++++ Data section ++++
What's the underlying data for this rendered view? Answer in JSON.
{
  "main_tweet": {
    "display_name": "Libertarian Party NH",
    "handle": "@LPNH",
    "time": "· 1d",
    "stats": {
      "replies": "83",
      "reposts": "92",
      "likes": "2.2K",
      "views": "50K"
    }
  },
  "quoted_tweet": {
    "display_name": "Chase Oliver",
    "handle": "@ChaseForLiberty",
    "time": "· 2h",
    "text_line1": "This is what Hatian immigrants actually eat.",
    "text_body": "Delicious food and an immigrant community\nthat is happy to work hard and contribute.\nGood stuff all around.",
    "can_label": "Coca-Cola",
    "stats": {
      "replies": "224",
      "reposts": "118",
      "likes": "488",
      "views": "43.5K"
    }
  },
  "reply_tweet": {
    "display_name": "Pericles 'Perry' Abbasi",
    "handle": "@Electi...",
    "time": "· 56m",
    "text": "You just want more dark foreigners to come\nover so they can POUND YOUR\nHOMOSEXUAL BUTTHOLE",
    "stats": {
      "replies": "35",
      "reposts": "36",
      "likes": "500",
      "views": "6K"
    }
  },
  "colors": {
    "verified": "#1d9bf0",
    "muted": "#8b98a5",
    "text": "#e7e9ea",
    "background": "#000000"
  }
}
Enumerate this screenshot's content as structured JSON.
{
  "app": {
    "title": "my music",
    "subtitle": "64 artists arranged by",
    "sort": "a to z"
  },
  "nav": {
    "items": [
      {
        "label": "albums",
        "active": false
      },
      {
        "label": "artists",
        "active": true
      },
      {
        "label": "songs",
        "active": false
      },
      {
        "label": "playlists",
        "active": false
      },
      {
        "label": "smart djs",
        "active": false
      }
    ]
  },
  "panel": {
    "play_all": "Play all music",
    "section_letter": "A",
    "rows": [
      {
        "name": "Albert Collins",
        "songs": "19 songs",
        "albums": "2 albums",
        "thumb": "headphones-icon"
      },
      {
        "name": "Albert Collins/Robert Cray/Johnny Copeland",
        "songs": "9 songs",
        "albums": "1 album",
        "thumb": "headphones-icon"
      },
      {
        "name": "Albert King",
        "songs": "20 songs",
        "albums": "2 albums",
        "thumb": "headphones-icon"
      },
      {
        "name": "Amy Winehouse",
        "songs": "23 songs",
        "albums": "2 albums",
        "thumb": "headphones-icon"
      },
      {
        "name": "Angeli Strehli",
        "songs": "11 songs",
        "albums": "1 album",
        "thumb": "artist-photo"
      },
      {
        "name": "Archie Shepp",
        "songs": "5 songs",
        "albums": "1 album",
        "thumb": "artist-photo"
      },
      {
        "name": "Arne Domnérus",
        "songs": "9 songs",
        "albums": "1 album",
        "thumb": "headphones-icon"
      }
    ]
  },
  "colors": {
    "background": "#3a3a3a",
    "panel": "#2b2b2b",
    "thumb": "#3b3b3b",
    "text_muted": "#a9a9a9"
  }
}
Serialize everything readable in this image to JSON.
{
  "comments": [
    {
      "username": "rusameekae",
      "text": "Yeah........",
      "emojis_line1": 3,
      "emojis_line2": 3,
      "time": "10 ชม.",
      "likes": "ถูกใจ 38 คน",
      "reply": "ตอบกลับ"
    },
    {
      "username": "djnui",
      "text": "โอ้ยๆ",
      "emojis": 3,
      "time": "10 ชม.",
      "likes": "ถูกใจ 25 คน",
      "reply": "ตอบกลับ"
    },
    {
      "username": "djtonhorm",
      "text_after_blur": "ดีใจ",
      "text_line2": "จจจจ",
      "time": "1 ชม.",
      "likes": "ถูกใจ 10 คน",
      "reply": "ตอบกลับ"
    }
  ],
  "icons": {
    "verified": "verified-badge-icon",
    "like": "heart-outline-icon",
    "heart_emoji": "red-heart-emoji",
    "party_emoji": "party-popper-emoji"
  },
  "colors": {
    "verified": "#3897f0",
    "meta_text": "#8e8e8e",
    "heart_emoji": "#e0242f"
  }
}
++++
* Exercise task
Repeat only the lines from the one holding "Serialize everything readable" through the last line of the data.

* Result for this task
Serialize everything readable in this image to JSON.
{
  "comments": [
    {
      "username": "rusameekae",
      "text": "Yeah........",
      "emojis_line1": 3,
      "emojis_line2": 3,
      "time": "10 ชม.",
      "likes": "ถูกใจ 38 คน",
      "reply": "ตอบกลับ"
    },
    {
      "username": "djnui",
      "text": "โอ้ยๆ",
      "emojis": 3,
      "time": "10 ชม.",
      "likes": "ถูกใจ 25 คน",
      "reply": "ตอบกลับ"
    },
    {
      "username": "djtonhorm",
      "text_after_blur": "ดีใจ",
      "text_line2": "จจจจ",
      "time": "1 ชม.",
      "likes": "ถูกใจ 10 คน",
      "reply": "ตอบกลับ"
    }
  ],
  "icons": {
    "verified": "verified-badge-icon",
    "like": "heart-outline-icon",
    "heart_emoji": "red-heart-emoji",
    "party_emoji": "party-popper-emoji"
  },
  "colors": {
    "verified": "#3897f0",
    "meta_text": "#8e8e8e",
    "heart_emoji": "#e0242f"
  }
}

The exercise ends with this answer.